> **Written problem 1**: Reproduce the stretch of the campaign finance piece from "Unlimited contributions and" through "was $62,175 in 2018.)", renaming "Super PACs" as "outside spending groups".
> **Written problem 2**: According to the quotation from Judge Richard Posner in the campaign finance piece, why is the political system pervasively corrupt? Answer in one to three sentences.
> **Written problem 3**: Proceed with the piece on public campaign financing, picking up after its last sentence.

> **Source passage**:

The Case for a New Small Donor, Public Matching Funds System – Wertheimer piece

Enclosed for your information is a piece entitled “The Case for a New Small Donor, Public Matching Funds System,” by Democracy 21 President Fred Wertheimer. Read the full piece below or here.


The Case for a New Small Donor, Public Matching Funds System

By Fred Wertheimer, Democracy 21 President

An NBC News/Wall Street Journal poll last fall found that 77 percent of registered voters said that “reducing the influence of special interests and corruption in Washington” is “the most important or a very important issue facing the country.”

This is not going to happen until an alternative system is created for officeholders and candidates to finance their campaigns without being dependent on or obligated to influence-seeking funders.

H.R. 1, sponsored by Rep. John Sarbanes (D-MD) and cosponsored by 227 House Members, creates a new, small-donor, public matching funds system for congressional and presidential candidates to use to finance their campaigns. It is expected to be considered by the House of Representatives next week.

Unlimited contributions and secret money spent to influence federal elections are at the heart of Washington corruption today.

Retired conservative Court of Appeals Judge Richard Posner has said about the unlimited contributions unleashed by the Citizens United decision in 2010, “Our political system is pervasively corrupt due to our Supreme Court taking away campaign contribution restrictions on the basis of the First Amendment.”

The stark impact of this result can be seen in the fact that in the past four elections, Super PACs raised nearly $5 billion in unlimited contributions to spend in federal elections. During this period, the top 10 individual donors alone contributed $1 billion to Super PACs, an average of $100 million per donor.  (The median household income in the United States was $62,175 in 2018.)

> **Raw records**:
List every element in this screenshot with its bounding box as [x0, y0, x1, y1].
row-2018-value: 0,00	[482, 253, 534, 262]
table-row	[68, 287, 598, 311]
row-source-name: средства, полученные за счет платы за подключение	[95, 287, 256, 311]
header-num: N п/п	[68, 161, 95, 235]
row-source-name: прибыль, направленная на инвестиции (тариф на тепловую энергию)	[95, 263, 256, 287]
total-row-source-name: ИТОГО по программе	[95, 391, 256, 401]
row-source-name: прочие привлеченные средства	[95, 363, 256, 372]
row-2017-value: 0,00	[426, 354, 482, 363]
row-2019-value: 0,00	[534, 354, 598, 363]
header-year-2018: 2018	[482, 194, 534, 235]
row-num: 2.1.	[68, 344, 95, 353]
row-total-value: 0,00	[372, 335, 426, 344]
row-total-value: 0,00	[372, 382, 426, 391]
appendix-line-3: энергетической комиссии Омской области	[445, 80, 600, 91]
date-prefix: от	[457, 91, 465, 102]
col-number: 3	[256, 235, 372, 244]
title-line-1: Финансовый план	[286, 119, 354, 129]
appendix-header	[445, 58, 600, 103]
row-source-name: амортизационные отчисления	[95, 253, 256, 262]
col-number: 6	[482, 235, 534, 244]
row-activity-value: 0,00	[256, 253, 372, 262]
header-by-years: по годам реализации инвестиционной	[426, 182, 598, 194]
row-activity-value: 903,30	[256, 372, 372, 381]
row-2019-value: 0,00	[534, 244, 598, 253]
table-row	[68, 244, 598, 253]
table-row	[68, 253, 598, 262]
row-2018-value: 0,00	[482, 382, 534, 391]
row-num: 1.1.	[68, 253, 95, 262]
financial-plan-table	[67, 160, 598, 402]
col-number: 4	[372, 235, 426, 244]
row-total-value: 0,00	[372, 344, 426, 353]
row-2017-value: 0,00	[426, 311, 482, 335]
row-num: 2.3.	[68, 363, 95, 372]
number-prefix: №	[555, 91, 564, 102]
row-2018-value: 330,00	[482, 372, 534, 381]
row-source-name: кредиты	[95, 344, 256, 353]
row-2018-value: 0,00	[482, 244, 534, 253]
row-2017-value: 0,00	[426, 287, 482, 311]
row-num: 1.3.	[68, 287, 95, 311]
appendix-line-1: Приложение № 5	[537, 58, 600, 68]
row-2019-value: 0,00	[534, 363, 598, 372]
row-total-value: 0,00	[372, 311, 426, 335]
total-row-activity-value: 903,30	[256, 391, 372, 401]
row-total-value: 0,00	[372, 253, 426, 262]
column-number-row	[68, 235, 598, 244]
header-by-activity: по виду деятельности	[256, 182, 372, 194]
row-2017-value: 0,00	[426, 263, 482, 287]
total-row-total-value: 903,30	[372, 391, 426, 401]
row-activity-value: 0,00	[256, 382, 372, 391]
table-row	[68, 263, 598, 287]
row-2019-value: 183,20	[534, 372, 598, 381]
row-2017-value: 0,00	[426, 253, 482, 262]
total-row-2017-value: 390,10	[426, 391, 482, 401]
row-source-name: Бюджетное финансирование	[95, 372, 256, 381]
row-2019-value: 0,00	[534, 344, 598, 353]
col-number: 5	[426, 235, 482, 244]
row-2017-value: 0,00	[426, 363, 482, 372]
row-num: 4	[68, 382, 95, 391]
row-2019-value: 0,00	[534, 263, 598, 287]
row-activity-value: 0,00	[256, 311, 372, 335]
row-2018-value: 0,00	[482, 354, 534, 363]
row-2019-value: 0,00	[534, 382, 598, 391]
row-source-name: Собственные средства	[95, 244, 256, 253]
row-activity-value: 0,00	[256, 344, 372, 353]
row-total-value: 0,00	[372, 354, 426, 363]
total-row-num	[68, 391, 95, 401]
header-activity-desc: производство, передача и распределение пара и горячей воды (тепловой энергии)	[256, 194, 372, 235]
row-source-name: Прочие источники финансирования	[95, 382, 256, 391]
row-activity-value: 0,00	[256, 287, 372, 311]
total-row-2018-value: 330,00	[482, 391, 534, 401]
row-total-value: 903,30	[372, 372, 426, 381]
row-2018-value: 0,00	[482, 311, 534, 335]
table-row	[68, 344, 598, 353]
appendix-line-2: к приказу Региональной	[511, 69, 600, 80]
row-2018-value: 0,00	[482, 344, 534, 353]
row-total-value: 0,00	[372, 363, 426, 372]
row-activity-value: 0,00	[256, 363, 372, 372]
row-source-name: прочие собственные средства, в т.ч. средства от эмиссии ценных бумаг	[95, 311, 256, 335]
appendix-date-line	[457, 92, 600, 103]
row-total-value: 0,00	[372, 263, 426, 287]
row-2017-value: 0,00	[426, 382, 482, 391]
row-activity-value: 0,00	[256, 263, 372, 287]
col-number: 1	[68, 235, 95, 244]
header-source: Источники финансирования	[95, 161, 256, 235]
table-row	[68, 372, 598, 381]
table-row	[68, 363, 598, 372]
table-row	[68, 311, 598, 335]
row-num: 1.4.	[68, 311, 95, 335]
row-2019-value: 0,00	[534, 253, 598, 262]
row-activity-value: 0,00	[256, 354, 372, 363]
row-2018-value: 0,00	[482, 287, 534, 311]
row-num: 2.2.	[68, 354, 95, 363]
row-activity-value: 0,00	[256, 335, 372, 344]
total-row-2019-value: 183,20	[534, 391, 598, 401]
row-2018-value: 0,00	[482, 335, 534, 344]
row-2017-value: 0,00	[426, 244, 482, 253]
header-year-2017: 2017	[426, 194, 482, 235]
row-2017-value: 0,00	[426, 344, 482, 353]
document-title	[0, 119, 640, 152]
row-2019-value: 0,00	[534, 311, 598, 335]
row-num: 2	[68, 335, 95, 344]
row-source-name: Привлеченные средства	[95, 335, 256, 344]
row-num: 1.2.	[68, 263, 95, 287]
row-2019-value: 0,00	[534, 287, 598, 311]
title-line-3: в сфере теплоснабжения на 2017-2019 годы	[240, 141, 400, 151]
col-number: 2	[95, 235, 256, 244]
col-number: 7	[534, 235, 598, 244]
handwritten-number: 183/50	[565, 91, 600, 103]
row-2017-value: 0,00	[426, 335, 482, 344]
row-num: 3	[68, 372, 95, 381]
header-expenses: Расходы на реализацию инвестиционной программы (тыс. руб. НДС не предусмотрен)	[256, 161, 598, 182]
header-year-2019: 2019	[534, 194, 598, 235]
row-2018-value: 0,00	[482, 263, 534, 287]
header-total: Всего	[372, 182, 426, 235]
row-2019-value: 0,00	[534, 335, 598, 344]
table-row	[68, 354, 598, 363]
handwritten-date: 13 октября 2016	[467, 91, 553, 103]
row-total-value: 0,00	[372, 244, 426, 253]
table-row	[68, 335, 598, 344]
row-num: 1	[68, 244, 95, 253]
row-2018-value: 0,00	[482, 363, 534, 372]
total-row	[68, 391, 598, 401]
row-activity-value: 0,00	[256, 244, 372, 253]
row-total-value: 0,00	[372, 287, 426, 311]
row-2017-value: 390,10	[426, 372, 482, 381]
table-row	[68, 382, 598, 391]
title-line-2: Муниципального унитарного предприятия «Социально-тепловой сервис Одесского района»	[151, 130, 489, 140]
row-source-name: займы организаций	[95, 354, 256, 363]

--

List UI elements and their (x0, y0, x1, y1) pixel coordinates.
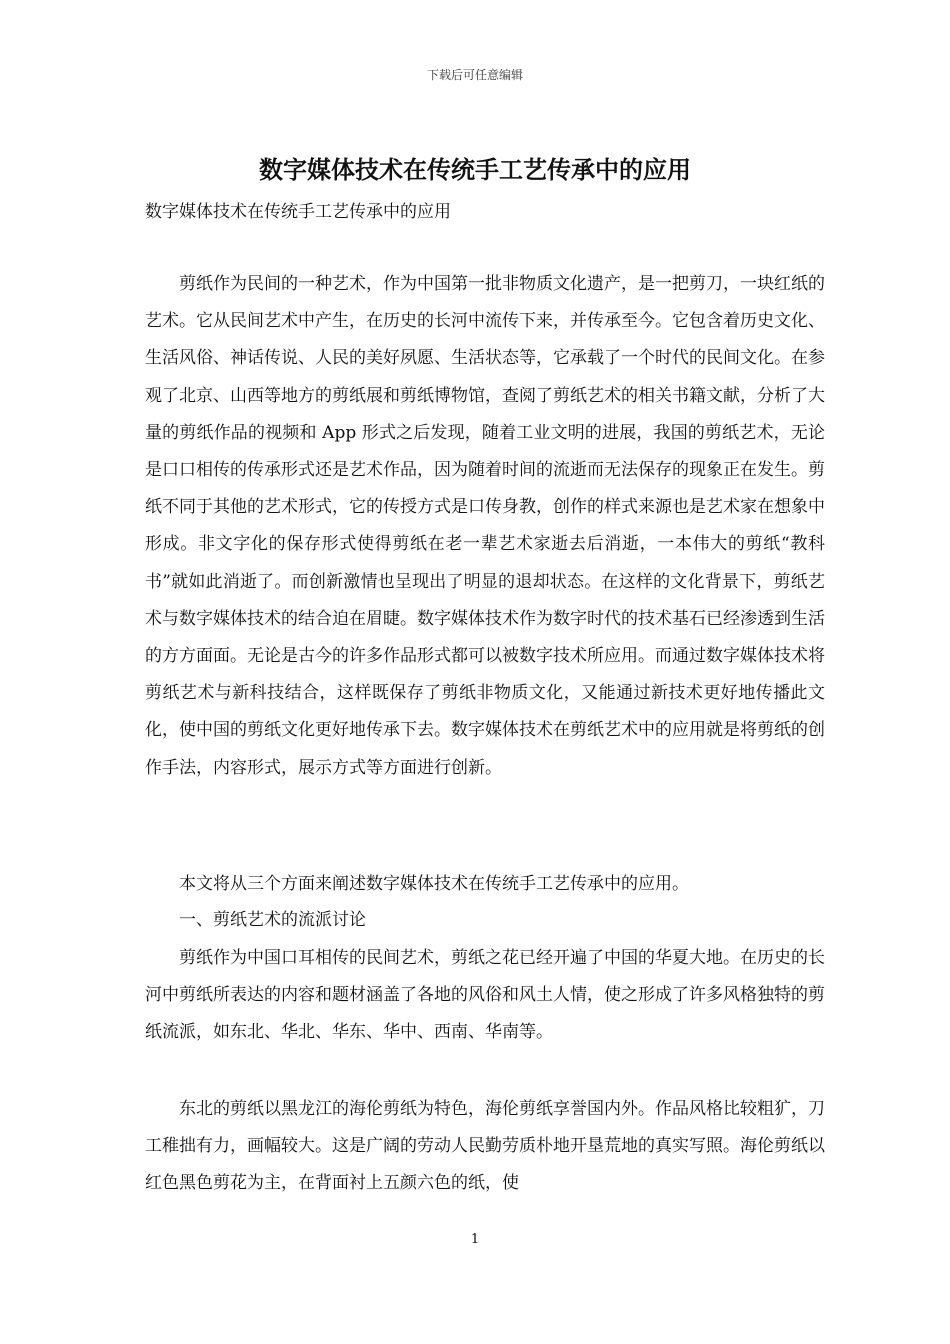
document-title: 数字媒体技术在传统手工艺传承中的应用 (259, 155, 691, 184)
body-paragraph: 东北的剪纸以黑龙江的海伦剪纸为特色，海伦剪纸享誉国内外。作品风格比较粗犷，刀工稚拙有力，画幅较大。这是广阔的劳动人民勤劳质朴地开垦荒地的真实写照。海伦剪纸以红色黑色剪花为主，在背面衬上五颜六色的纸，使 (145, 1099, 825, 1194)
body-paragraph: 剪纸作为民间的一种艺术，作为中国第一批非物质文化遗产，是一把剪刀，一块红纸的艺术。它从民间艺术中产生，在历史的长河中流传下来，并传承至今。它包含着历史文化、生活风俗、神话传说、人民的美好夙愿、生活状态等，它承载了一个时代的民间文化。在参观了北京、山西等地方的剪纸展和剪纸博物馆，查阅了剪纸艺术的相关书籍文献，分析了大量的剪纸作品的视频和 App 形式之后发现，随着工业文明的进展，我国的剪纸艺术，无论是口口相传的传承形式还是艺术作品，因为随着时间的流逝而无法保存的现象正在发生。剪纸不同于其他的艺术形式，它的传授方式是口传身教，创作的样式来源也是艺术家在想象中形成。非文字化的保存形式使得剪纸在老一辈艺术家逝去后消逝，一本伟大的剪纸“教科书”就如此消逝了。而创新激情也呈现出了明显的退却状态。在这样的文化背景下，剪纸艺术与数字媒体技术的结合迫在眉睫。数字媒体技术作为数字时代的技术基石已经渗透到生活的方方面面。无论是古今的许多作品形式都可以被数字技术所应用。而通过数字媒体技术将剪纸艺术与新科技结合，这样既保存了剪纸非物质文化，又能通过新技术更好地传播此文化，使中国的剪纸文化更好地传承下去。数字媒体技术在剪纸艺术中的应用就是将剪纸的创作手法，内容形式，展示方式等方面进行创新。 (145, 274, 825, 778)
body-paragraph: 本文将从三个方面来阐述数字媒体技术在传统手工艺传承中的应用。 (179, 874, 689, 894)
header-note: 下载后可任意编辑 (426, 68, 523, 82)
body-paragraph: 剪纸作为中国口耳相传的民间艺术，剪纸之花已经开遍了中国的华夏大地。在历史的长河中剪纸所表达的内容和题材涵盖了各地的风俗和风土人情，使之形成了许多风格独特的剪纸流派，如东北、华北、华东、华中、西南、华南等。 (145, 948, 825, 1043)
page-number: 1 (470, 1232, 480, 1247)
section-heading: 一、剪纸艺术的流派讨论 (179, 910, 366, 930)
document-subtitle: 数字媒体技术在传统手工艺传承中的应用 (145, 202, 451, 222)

==

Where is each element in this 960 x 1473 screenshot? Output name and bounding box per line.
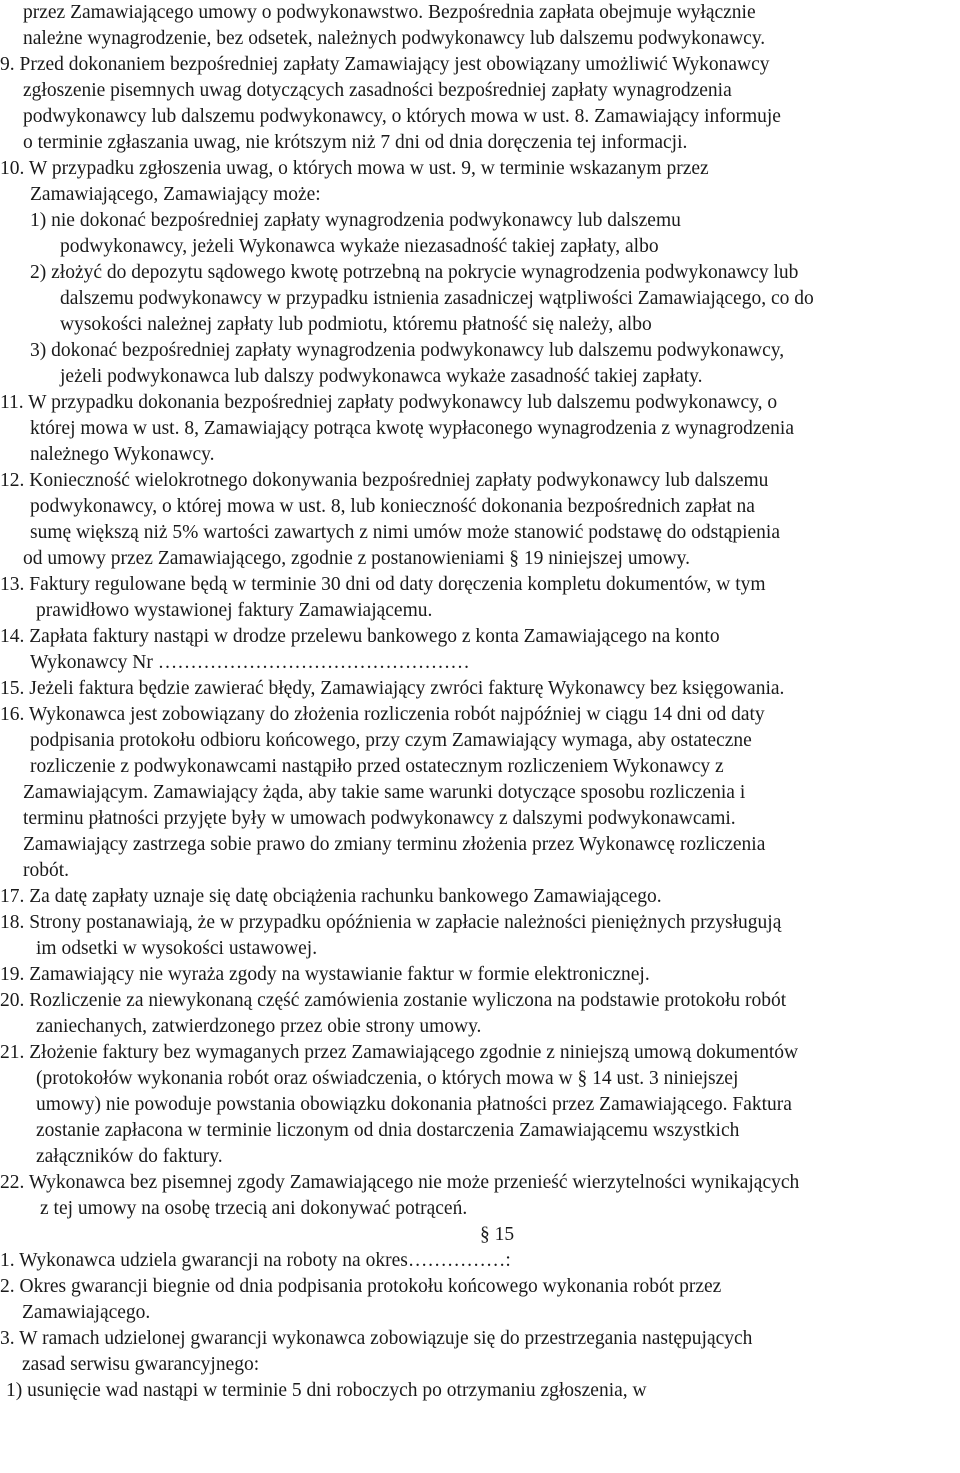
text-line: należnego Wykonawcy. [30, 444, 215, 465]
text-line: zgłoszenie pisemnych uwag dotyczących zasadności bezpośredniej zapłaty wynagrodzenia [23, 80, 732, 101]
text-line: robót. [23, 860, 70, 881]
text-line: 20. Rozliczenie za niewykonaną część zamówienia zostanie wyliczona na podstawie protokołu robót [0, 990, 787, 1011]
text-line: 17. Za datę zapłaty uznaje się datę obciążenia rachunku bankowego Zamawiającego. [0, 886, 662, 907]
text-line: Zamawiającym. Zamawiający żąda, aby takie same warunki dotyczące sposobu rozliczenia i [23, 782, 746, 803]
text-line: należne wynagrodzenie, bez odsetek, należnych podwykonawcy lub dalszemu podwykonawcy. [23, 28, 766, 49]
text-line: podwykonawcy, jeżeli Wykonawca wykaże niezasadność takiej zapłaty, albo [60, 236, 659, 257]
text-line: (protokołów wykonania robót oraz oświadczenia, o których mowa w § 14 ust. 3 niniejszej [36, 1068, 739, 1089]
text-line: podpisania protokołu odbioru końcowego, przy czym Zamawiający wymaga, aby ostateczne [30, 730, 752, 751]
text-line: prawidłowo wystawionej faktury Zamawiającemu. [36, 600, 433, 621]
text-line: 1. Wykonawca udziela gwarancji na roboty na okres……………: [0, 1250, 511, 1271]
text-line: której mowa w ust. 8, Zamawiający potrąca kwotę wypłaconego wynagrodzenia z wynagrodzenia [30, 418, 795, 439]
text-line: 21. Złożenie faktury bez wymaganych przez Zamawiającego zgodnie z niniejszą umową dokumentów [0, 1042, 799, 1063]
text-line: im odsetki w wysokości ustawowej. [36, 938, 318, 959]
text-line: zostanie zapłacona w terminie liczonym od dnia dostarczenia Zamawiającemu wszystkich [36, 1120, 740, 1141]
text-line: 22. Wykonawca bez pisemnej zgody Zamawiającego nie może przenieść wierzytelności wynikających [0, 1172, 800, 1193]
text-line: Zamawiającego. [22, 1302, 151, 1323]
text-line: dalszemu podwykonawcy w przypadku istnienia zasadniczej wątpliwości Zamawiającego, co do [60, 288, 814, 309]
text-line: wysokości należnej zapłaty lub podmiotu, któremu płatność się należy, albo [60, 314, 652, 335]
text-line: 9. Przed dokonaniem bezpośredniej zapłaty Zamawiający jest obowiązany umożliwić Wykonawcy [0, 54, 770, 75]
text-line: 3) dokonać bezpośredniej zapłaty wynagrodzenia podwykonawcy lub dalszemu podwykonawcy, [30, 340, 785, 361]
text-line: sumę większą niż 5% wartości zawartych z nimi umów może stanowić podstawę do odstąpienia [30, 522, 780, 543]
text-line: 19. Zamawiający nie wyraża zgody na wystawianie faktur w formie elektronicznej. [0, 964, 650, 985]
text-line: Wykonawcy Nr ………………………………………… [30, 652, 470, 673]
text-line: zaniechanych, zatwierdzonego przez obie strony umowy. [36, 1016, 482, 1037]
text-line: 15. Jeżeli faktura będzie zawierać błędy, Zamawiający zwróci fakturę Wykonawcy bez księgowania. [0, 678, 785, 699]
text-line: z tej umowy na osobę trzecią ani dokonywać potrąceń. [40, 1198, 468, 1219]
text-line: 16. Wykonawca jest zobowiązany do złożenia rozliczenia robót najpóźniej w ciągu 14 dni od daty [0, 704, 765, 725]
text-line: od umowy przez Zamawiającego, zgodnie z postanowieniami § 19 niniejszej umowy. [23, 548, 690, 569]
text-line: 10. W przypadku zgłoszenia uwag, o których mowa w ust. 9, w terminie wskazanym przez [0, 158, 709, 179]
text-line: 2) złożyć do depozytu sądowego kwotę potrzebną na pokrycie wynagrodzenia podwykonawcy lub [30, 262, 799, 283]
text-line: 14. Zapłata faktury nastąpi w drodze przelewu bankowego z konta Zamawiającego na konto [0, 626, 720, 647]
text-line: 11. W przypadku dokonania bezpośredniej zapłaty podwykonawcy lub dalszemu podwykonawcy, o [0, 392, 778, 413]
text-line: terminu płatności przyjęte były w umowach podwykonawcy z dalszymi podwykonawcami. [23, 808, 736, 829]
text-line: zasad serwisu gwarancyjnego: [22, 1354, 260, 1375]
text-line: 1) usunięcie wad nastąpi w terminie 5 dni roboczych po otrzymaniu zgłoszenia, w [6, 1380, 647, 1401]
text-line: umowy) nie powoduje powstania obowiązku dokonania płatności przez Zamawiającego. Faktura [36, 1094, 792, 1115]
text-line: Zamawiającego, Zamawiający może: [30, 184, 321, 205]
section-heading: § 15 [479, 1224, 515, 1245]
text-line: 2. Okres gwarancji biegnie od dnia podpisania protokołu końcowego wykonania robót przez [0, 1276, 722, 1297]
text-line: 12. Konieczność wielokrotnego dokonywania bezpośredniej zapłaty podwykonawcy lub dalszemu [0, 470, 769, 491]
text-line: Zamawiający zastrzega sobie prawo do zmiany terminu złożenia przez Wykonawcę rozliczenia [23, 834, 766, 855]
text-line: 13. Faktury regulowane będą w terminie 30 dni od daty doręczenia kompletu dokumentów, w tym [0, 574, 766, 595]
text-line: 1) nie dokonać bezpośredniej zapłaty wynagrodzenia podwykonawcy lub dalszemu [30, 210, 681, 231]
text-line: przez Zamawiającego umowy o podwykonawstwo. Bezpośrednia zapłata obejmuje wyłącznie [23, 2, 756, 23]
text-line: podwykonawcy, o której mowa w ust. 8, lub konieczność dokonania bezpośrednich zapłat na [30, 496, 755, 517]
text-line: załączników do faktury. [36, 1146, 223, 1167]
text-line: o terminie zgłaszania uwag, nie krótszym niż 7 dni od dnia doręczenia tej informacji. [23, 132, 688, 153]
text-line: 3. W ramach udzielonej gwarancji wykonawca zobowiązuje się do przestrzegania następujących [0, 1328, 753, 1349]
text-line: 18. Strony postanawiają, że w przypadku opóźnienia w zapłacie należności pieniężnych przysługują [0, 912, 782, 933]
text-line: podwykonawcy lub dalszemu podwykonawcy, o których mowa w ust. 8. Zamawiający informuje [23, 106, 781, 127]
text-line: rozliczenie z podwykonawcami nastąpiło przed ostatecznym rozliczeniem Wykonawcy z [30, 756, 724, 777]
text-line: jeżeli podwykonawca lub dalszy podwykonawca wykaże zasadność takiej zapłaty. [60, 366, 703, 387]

> **Result 1**:
Unlimited contributions and secret money spent to influence federal elections are at the heart of Washington corruption today.

Retired conservative Court of Appeals Judge Richard Posner has said about the unlimited contributions unleashed by the Citizens United decision in 2010, “Our political system is pervasively corrupt due to our Supreme Court taking away campaign contribution restrictions on the basis of the First Amendment.”

The stark impact of this result can be seen in the fact that in the past four elections, outside spending groups raised nearly $5 billion in unlimited contributions to spend in federal elections. During this period, the top 10 individual donors alone contributed $1 billion to outside spending groups, an average of $100 million per donor.  (The median household income in the United States was $62,175 in 2018.)

> **Result 2**: Posner attributes the corruption to the Supreme Court's removal of campaign contribution restrictions on First Amendment grounds. He links this to the unlimited contributions unleashed by the Citizens United decision in 2010.

> **Result 3**:
Big money funders during this same period provided an additional $1 billion in unlimited, secret contributions spent by nonprofit groups to influence federal elections.

These developments have enormously magnified the influence of wealthy donors and moneyed special interests at the great expense of ordinary Americans.

The huge contributions sloshing around our political system today are the same kind of contributions that led to the Watergate campaign finance scandals in the 1970s and the soft money campaign finance scandals in the 1990s.  They provide donors with opportunities for undue influence over government decisions or the appearance of such influence.

Here are two examples that involve multibillionaires:

Sheldon Adelson and his wife Miriam Adelson gave a total of $297 million during the past four elections to Super PACs to support Republican candidates. This included $20 million to an individual-candidate Super PAC supporting Donald Trump in the 2016 presidential election and $10 million to America First Action, a Trump-backing Super PAC, during the 2018 congressional elections.

Casino mogul Sheldon Adelson is strongly opposed to online gambling, which creates competition for his gambling empire. In January 2019, Trump’s Justice Department obligingly declared that online gambling is prohibited by law, reversing an opinion issued by the Obama Justice Department that had come to the opposite conclusion.

According to a Wall Street Journal article, “In addition to his advocacy to curb online gambling, Mr. Adelson spent tens of millions in the 2016 election backing President Trump and has emerged as one of the most powerful and influential donors in GOP politics.”

Tom Steyer was the number one Super PAC donor in the 2016 election cycle with contributions of $89 million and the number three giver in the 2018 election cycle with Super PAC contributions of $72 million. Thus, Steyer gave a total of $161 million to Super PACs in the last two election cycles.

Steyer is threatening to use the Super PAC he leads, Need to Impeach PAC, to attack House Democrats for failing to begin impeachment proceedings against President Trump. According to Politico, “Kevin Mack, Steyer’s lead strategist on Need to Impeach, said the PAC has virtually unlimited resources to spend in targeted districts.”

In essence, Steyer is attempting to use his great wealth to obtain a result in Congress he wants – the impeachment of President Trump.

The use of influence-money to obtain government results is not what our democracy is supposed to be about.

We cannot stop unlimited contributions from flowing into federal elections as long as the Citizens United decision stands.  We can, however, provide an alternative system for financing elections that frees officeholders and candidates from the vice-like grip of big money funders.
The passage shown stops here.